DIRECTIONS: Check each line of the data below for the string "lärande", then state how many have it and nothing else.

GIVEN DATA:
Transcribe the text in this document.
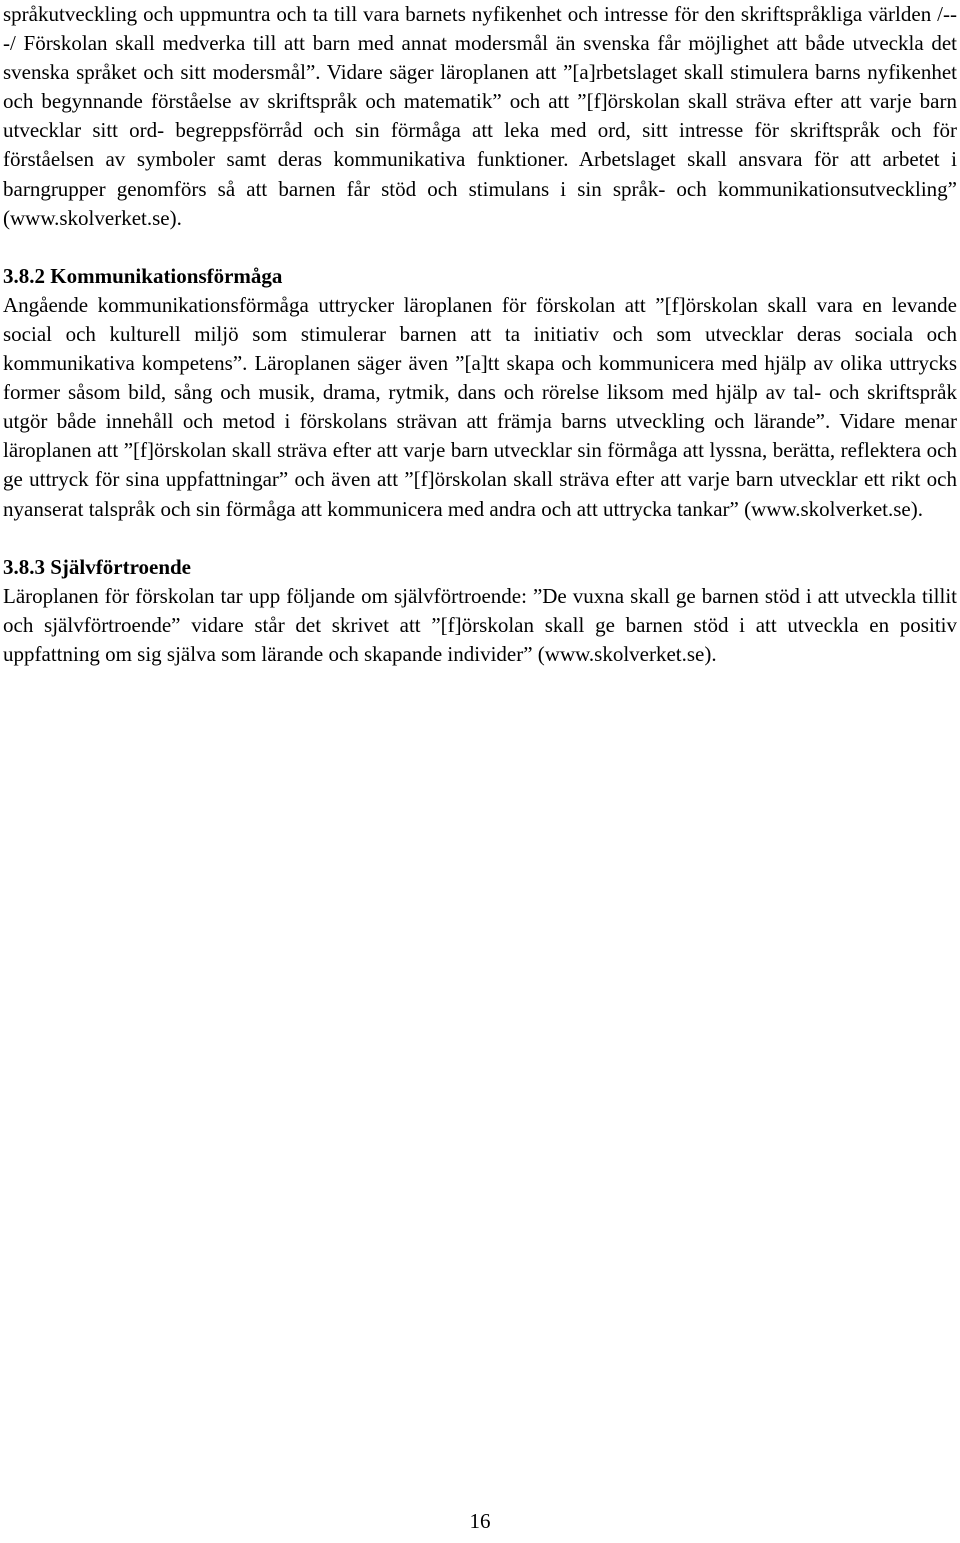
språkutveckling och uppmuntra och ta till vara barnets nyfikenhet och intresse för den skriftspråkliga världen /---/ Förskolan skall medverka till att barn med annat modersmål än svenska får möjlighet att både utveckla det svenska språket och sitt modersmål”. Vidare säger läroplanen att ”[a]rbetslaget skall stimulera barns nyfikenhet och begynnande förståelse av skriftspråk och matematik” och att ”[f]örskolan skall sträva efter att varje barn utvecklar sitt ord- begreppsförråd och sin förmåga att leka med ord, sitt intresse för skriftspråk och för förståelsen av symboler samt deras kommunikativa funktioner. Arbetslaget skall ansvara för att arbetet i barngrupper genomförs så att barnen får stöd och stimulans i sin språk- och kommunikationsutveckling” (www.skolverket.se).

3.8.2 Kommunikationsförmåga

Angående kommunikationsförmåga uttrycker läroplanen för förskolan att ”[f]örskolan skall vara en levande social och kulturell miljö som stimulerar barnen att ta initiativ och som utvecklar deras sociala och kommunikativa kompetens”. Läroplanen säger även ”[a]tt skapa och kommunicera med hjälp av olika uttrycks former såsom bild, sång och musik, drama, rytmik, dans och rörelse liksom med hjälp av tal- och skriftspråk utgör både innehåll och metod i förskolans strävan att främja barns utveckling och lärande”. Vidare menar läroplanen att ”[f]örskolan skall sträva efter att varje barn utvecklar sin förmåga att lyssna, berätta, reflektera och ge uttryck för sina uppfattningar” och även att ”[f]örskolan skall sträva efter att varje barn utvecklar ett rikt och nyanserat talspråk och sin förmåga att kommunicera med andra och att uttrycka tankar” (www.skolverket.se).

3.8.3 Självförtroende

Läroplanen för förskolan tar upp följande om självförtroende: ”De vuxna skall ge barnen stöd i att utveckla tillit och självförtroende” vidare står det skrivet att ”[f]örskolan skall ge barnen stöd i att utveckla en positiv uppfattning om sig själva som lärande och skapande individer” (www.skolverket.se).

16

RESPONSE TO THE EXERCISE: 2